Your goal
Type out the material below exactly.

Recorded data
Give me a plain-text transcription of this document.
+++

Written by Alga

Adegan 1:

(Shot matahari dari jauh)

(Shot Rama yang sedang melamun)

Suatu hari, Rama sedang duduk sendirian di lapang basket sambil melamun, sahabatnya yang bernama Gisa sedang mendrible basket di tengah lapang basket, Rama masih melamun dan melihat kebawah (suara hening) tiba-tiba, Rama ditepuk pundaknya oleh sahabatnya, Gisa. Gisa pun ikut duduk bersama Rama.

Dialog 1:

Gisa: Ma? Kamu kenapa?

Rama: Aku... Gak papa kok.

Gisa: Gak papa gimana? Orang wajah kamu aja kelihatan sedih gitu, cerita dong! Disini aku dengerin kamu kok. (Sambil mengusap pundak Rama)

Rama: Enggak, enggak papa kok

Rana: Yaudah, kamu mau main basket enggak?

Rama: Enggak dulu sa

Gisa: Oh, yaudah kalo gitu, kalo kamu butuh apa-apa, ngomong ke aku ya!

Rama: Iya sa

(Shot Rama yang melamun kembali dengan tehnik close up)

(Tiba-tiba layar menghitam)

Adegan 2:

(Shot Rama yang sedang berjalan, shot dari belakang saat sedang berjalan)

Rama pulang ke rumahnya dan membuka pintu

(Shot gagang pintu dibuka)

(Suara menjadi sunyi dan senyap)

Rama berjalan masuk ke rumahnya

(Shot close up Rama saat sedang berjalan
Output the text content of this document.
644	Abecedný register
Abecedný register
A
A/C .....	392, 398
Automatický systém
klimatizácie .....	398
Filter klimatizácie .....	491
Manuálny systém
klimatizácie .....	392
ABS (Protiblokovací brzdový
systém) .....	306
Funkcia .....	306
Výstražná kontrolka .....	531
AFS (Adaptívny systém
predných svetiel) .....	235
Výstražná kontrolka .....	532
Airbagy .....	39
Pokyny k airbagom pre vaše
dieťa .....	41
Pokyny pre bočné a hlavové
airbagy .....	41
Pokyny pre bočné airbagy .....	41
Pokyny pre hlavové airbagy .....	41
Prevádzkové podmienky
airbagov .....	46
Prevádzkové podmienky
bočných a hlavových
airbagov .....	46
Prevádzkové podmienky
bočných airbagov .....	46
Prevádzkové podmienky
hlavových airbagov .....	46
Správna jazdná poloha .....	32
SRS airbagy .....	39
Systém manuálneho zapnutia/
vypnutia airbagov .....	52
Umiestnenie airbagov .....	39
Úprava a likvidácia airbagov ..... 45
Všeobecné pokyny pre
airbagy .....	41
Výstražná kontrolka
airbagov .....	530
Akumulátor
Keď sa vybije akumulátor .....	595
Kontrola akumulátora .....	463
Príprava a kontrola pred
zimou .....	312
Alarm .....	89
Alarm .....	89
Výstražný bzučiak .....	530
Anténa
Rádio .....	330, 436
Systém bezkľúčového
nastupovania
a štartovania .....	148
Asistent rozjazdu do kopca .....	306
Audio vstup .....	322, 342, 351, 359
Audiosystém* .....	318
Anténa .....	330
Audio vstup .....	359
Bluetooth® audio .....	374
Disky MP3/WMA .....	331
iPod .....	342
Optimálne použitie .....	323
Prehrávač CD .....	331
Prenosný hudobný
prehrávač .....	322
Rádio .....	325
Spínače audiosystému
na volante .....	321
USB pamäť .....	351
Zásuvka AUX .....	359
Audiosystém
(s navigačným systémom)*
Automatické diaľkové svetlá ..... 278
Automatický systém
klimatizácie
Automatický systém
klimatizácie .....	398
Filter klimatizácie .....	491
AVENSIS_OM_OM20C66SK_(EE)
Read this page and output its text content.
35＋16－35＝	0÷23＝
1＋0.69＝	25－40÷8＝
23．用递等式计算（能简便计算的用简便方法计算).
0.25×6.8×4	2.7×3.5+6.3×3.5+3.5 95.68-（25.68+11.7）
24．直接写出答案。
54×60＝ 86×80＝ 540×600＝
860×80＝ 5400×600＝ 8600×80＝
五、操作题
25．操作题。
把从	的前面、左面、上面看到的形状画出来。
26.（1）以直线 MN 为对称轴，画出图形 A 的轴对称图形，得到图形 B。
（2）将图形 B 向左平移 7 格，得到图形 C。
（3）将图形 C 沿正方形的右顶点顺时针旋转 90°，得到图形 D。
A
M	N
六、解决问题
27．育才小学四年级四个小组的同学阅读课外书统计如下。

Problem solution
Give me a plain-text transcription of this document.
+++

Written by Alga

Adegan 1:

(Shot matahari dari jauh)

(Shot Rama yang sedang melamun)

Suatu hari, Rama sedang duduk sendirian di lapang basket sambil melamun, sahabatnya yang bernama Gisa sedang mendrible basket di tengah lapang basket, Rama masih melamun dan melihat kebawah (suara hening) tiba-tiba, Rama ditepuk pundaknya oleh sahabatnya, Gisa. Gisa pun ikut duduk bersama Rama.

Dialog 1:

Gisa: Ma? Kamu kenapa?

Rama: Aku... Gak papa kok.

Gisa: Gak papa gimana? Orang wajah kamu aja kelihatan sedih gitu, cerita dong! Disini aku dengerin kamu kok. (Sambil mengusap pundak Rama)

Rama: Enggak, enggak papa kok

Rana: Yaudah, kamu mau main basket enggak?

Rama: Enggak dulu sa

Gisa: Oh, yaudah kalo gitu, kalo kamu butuh apa-apa, ngomong ke aku ya!

Rama: Iya sa

(Shot Rama yang melamun kembali dengan tehnik close up)

(Tiba-tiba layar menghitam)

Adegan 2:

(Shot Rama yang sedang berjalan, shot dari belakang saat sedang berjalan)

Rama pulang ke rumahnya dan membuka pintu

(Shot gagang pintu dibuka)

(Suara menjadi sunyi dan senyap)

Rama berjalan masuk ke rumahnya

(Shot close up Rama saat sedang berjalan
Output the text content of this document.
644	Abecedný register
Abecedný register
A
A/C .....	392, 398
Automatický systém
klimatizácie .....	398
Filter klimatizácie .....	491
Manuálny systém
klimatizácie .....	392
ABS (Protiblokovací brzdový
systém) .....	306
Funkcia .....	306
Výstražná kontrolka .....	531
AFS (Adaptívny systém
predných svetiel) .....	235
Výstražná kontrolka .....	532
Airbagy .....	39
Pokyny k airbagom pre vaše
dieťa .....	41
Pokyny pre bočné a hlavové
airbagy .....	41
Pokyny pre bočné airbagy .....	41
Pokyny pre hlavové airbagy .....	41
Prevádzkové podmienky
airbagov .....	46
Prevádzkové podmienky
bočných a hlavových
airbagov .....	46
Prevádzkové podmienky
bočných airbagov .....	46
Prevádzkové podmienky
hlavových airbagov .....	46
Správna jazdná poloha .....	32
SRS airbagy .....	39
Systém manuálneho zapnutia/
vypnutia airbagov .....	52
Umiestnenie airbagov .....	39
Úprava a likvidácia airbagov ..... 45
Všeobecné pokyny pre
airbagy .....	41
Výstražná kontrolka
airbagov .....	530
Akumulátor
Keď sa vybije akumulátor .....	595
Kontrola akumulátora .....	463
Príprava a kontrola pred
zimou .....	312
Alarm .....	89
Alarm .....	89
Výstražný bzučiak .....	530
Anténa
Rádio .....	330, 436
Systém bezkľúčového
nastupovania
a štartovania .....	148
Asistent rozjazdu do kopca .....	306
Audio vstup .....	322, 342, 351, 359
Audiosystém* .....	318
Anténa .....	330
Audio vstup .....	359
Bluetooth® audio .....	374
Disky MP3/WMA .....	331
iPod .....	342
Optimálne použitie .....	323
Prehrávač CD .....	331
Prenosný hudobný
prehrávač .....	322
Rádio .....	325
Spínače audiosystému
na volante .....	321
USB pamäť .....	351
Zásuvka AUX .....	359
Audiosystém
(s navigačným systémom)*
Automatické diaľkové svetlá ..... 278
Automatický systém
klimatizácie
Automatický systém
klimatizácie .....	398
Filter klimatizácie .....	491
AVENSIS_OM_OM20C66SK_(EE)
Read this page and output its text content.
35＋16－35＝	0÷23＝
1＋0.69＝	25－40÷8＝
23．用递等式计算（能简便计算的用简便方法计算).
0.25×6.8×4	2.7×3.5+6.3×3.5+3.5 95.68-（25.68+11.7）
24．直接写出答案。
54×60＝ 86×80＝ 540×600＝
860×80＝ 5400×600＝ 8600×80＝
五、操作题
25．操作题。
把从	的前面、左面、上面看到的形状画出来。
26.（1）以直线 MN 为对称轴，画出图形 A 的轴对称图形，得到图形 B。
（2）将图形 B 向左平移 7 格，得到图形 C。
（3）将图形 C 沿正方形的右顶点顺时针旋转 90°，得到图形 D。
A
M	N
六、解决问题
27．育才小学四年级四个小组的同学阅读课外书统计如下。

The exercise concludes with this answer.